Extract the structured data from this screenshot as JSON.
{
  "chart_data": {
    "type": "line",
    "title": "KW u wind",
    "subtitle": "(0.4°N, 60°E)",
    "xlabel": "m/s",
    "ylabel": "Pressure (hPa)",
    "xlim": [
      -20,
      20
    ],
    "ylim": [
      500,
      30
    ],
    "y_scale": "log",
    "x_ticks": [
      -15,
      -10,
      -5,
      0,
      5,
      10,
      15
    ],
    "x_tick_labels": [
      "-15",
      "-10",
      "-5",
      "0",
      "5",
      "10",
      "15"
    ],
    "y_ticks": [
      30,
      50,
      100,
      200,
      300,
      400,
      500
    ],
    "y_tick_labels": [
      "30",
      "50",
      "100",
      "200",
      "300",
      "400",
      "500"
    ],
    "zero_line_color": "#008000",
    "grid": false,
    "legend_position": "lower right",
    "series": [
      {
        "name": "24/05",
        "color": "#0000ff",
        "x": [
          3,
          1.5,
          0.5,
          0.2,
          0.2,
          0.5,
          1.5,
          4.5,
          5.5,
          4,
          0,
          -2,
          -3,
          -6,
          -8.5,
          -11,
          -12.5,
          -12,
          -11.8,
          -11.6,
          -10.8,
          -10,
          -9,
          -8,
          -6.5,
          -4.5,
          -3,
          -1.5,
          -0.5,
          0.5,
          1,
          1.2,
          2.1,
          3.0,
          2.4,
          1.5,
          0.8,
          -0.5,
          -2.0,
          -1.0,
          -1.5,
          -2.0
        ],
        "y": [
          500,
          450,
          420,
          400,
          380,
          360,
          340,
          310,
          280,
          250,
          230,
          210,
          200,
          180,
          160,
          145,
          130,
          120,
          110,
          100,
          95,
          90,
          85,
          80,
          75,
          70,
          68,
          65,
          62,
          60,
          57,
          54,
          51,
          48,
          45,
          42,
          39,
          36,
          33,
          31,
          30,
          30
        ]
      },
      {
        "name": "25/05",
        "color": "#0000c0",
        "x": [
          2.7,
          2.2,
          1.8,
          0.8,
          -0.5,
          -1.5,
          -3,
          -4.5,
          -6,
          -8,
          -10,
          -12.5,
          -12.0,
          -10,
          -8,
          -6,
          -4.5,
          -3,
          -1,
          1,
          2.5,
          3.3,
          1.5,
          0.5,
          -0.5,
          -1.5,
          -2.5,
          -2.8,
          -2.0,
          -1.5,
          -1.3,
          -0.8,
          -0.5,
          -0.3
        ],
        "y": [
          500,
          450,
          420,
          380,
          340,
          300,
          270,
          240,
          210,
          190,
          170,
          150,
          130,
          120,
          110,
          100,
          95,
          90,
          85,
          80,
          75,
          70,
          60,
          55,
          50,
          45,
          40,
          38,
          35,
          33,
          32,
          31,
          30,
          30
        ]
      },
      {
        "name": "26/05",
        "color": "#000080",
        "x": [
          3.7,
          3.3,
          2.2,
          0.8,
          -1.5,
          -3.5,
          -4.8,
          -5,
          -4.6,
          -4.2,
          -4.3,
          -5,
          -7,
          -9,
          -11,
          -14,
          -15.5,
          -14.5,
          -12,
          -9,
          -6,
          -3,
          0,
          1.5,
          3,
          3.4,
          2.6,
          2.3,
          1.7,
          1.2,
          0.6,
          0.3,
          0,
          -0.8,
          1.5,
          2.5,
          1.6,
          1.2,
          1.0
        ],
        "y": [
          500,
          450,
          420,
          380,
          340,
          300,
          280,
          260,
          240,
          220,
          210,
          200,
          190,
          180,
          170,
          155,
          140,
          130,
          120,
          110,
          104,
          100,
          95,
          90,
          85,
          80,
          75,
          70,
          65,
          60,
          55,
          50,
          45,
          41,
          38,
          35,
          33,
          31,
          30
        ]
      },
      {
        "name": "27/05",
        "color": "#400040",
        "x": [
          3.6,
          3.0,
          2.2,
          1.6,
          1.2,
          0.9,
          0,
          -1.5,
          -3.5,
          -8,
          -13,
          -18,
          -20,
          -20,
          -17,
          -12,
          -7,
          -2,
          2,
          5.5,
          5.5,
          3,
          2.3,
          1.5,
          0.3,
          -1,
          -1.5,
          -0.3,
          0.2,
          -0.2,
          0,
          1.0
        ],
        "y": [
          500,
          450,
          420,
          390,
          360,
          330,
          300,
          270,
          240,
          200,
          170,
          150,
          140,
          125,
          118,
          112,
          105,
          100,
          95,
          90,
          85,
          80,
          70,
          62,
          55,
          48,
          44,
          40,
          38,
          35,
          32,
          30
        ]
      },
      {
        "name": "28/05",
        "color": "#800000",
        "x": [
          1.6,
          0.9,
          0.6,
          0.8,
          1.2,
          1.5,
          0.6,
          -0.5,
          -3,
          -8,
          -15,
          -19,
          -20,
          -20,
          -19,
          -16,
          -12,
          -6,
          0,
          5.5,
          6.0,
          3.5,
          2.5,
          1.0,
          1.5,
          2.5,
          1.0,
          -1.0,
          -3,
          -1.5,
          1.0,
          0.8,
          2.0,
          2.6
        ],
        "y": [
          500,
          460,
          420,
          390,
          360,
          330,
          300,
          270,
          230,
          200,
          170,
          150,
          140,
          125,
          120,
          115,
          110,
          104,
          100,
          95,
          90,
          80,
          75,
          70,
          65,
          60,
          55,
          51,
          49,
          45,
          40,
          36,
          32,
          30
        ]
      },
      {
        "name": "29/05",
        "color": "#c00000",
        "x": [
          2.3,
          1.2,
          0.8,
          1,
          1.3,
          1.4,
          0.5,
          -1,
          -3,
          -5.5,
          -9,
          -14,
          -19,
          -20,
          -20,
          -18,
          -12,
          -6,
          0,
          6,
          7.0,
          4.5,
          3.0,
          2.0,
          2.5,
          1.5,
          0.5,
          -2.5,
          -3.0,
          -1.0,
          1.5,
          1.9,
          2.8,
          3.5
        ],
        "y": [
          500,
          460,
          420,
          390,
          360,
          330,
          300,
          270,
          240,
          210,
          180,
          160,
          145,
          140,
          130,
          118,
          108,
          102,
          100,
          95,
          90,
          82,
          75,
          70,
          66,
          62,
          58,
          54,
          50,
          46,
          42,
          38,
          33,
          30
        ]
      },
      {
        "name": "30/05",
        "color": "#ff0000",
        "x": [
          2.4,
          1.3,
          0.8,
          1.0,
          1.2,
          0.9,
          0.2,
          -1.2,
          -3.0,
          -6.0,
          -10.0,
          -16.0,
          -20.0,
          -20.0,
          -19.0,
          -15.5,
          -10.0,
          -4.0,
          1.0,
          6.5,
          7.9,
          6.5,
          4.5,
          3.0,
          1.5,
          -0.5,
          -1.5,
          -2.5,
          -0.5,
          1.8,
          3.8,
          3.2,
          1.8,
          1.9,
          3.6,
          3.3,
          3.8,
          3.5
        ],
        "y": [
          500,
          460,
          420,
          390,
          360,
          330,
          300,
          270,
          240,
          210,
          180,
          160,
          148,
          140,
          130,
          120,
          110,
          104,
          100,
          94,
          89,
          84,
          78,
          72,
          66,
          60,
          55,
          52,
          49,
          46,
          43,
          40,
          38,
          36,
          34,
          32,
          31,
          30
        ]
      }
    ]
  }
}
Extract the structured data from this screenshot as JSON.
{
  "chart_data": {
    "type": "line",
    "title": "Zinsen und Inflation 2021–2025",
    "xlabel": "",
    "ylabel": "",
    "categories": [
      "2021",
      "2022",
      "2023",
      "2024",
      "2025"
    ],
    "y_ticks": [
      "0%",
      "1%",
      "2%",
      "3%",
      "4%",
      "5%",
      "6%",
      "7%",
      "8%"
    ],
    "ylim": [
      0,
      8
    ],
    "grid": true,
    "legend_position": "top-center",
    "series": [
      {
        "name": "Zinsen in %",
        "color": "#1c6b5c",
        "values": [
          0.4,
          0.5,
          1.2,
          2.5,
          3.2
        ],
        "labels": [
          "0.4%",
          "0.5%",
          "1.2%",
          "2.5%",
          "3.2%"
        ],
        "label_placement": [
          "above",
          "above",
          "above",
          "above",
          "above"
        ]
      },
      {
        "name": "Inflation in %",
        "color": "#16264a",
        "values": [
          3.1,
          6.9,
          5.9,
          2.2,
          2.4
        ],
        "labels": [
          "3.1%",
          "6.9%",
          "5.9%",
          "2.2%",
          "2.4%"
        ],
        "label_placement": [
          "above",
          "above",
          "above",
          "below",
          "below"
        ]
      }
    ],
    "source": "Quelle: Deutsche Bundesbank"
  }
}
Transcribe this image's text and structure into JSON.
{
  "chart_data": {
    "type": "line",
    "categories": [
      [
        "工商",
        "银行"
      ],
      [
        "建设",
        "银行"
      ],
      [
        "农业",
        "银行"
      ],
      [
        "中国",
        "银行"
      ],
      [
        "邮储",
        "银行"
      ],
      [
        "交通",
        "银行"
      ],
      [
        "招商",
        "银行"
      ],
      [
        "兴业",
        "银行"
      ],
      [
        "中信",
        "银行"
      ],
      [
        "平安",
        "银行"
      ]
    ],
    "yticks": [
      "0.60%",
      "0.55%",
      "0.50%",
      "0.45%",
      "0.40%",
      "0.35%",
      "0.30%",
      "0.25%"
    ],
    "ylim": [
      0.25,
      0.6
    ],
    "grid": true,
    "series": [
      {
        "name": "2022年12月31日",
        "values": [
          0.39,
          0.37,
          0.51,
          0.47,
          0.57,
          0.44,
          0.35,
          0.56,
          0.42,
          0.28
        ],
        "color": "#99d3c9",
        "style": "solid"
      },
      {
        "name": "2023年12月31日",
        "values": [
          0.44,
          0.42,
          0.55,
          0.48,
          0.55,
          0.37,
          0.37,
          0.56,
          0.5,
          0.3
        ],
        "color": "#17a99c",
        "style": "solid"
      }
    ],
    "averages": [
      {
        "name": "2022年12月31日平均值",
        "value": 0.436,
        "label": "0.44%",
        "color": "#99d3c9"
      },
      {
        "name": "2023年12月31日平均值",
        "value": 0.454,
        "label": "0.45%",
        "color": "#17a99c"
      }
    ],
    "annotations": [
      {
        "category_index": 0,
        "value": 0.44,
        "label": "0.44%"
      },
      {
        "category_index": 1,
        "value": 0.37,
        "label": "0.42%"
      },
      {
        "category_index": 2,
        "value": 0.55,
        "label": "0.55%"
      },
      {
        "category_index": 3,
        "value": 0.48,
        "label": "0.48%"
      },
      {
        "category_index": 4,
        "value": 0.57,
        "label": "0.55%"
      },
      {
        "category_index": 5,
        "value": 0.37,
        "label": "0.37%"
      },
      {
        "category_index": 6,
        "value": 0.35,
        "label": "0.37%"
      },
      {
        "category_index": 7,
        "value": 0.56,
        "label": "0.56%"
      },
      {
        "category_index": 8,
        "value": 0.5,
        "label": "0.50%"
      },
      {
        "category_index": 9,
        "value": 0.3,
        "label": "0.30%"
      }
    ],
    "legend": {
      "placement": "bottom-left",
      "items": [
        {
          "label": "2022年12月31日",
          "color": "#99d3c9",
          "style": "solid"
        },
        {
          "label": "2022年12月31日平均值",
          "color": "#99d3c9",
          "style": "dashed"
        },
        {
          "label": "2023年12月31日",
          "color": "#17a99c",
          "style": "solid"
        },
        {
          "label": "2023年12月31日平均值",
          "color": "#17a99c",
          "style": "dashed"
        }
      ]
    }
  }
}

### GIVEN INSTRUCTION:
Which lines hold the word "Inflation"? Copy all of them.

### FULL RESPONSE:
    "title": "Zinsen und Inflation 2021–2025",
        "name": "Inflation in %",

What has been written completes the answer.